What you need to do: Say how many lines in the records include the string "arrivals", adding no other words.

[Figure contents as structured data]

□ □ □ □ □ □ □

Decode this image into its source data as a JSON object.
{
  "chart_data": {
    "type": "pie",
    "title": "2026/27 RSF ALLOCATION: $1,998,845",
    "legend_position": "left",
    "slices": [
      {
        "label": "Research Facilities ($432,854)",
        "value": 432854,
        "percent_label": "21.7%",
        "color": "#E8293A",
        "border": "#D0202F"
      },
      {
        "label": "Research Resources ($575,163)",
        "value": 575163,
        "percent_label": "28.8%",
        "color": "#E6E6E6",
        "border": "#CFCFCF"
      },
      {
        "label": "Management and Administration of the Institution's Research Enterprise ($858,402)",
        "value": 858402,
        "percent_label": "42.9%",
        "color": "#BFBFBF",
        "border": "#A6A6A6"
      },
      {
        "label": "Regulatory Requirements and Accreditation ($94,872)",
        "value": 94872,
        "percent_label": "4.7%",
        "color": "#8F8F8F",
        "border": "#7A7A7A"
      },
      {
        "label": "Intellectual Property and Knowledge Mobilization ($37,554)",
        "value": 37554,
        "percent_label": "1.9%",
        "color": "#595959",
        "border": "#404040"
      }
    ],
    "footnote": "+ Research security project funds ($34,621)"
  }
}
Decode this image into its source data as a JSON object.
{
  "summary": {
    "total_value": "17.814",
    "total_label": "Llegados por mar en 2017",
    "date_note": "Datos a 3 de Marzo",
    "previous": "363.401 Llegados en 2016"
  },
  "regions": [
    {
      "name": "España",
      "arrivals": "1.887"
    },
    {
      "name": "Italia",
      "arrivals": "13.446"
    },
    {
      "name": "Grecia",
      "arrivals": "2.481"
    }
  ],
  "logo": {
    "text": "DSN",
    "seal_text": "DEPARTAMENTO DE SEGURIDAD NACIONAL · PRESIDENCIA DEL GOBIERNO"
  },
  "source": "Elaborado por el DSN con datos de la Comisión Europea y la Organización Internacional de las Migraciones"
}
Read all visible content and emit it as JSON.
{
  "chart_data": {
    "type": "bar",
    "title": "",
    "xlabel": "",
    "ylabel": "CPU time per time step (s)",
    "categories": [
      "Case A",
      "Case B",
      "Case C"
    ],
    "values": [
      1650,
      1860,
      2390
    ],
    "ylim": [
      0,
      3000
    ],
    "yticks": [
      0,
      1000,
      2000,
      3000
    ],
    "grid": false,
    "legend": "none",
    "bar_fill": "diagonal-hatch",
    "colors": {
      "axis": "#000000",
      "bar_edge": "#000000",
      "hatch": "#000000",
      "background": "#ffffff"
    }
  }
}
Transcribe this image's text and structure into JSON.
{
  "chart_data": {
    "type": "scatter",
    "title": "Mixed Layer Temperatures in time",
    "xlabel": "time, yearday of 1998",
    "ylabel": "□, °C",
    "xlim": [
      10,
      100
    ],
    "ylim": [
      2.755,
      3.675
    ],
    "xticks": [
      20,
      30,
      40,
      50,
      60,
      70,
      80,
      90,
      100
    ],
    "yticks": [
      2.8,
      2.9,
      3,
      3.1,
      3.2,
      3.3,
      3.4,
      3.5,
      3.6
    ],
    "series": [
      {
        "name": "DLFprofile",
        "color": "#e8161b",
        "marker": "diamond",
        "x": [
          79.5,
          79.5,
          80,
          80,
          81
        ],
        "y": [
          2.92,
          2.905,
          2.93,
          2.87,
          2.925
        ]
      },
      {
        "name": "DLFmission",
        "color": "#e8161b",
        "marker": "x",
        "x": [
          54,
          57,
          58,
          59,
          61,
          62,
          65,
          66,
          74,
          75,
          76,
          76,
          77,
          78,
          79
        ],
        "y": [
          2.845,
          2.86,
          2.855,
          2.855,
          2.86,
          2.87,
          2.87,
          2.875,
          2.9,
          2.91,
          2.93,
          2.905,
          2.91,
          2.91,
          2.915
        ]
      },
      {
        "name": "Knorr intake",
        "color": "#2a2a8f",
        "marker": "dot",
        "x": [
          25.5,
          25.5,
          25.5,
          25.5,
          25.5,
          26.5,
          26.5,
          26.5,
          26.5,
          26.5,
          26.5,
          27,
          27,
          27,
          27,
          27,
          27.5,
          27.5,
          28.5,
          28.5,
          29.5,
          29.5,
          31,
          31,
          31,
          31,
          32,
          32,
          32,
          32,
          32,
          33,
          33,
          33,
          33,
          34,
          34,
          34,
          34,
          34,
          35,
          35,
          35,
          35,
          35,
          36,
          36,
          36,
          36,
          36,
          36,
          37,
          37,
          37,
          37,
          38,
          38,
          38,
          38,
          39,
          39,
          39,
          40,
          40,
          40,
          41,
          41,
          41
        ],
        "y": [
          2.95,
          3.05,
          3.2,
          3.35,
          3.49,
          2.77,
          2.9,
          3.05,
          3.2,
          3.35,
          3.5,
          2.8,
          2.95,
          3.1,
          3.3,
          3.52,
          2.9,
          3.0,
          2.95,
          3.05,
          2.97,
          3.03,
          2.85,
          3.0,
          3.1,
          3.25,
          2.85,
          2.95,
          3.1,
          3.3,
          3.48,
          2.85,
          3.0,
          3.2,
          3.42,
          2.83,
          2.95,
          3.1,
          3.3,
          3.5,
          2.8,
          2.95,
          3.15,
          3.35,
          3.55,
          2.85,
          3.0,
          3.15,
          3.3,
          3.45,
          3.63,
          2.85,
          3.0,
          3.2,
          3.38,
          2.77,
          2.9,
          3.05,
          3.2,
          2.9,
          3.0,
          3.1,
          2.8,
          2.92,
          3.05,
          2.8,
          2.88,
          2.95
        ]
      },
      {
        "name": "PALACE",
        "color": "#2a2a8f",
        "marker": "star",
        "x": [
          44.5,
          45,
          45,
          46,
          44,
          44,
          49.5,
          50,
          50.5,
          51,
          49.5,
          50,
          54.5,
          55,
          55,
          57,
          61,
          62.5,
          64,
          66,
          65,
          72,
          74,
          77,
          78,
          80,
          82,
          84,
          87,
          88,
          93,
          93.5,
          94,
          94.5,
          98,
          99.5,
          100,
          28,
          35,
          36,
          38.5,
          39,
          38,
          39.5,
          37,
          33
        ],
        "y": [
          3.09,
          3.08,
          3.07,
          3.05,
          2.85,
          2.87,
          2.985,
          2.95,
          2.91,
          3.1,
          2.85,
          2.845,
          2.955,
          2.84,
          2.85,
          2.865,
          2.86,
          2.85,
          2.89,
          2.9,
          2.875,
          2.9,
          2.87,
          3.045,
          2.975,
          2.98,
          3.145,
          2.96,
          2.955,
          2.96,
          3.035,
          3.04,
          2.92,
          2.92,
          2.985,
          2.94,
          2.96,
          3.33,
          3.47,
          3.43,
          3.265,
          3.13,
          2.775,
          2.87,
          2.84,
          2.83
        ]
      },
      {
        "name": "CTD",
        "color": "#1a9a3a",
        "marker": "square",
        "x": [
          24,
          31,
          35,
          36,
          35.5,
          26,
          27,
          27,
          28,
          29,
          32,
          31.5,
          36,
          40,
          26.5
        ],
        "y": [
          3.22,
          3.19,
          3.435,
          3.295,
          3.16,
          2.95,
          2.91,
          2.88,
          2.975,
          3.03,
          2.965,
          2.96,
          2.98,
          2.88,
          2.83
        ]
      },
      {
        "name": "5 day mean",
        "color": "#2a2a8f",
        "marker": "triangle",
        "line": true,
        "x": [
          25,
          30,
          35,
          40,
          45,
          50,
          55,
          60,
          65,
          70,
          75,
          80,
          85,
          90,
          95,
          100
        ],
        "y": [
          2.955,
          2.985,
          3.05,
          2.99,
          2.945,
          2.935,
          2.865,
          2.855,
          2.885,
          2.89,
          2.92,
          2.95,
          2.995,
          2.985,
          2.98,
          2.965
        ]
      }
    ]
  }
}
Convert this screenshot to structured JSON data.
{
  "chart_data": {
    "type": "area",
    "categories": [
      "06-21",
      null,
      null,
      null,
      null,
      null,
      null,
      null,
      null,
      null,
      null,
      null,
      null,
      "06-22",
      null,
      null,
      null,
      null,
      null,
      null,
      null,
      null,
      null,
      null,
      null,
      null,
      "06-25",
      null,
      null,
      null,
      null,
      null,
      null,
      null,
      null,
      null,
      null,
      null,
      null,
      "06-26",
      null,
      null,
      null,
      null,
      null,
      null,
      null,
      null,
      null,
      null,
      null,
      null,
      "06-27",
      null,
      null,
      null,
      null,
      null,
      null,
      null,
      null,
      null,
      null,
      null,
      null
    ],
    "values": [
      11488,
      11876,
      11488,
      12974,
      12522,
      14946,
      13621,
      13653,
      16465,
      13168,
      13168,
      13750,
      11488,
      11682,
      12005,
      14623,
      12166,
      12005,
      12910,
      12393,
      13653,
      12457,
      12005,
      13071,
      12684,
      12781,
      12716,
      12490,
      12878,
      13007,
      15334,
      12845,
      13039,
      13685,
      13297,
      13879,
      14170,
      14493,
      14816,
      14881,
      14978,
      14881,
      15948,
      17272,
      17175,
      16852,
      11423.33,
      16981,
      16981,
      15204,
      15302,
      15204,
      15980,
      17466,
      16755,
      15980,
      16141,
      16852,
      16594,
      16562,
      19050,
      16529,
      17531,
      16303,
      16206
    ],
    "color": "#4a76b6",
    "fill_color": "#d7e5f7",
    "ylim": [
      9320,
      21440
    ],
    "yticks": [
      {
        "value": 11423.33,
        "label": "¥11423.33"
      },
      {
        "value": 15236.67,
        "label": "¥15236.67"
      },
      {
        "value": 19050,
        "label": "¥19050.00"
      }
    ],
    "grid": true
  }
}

□ □ □ □ □ □ □

Output: 3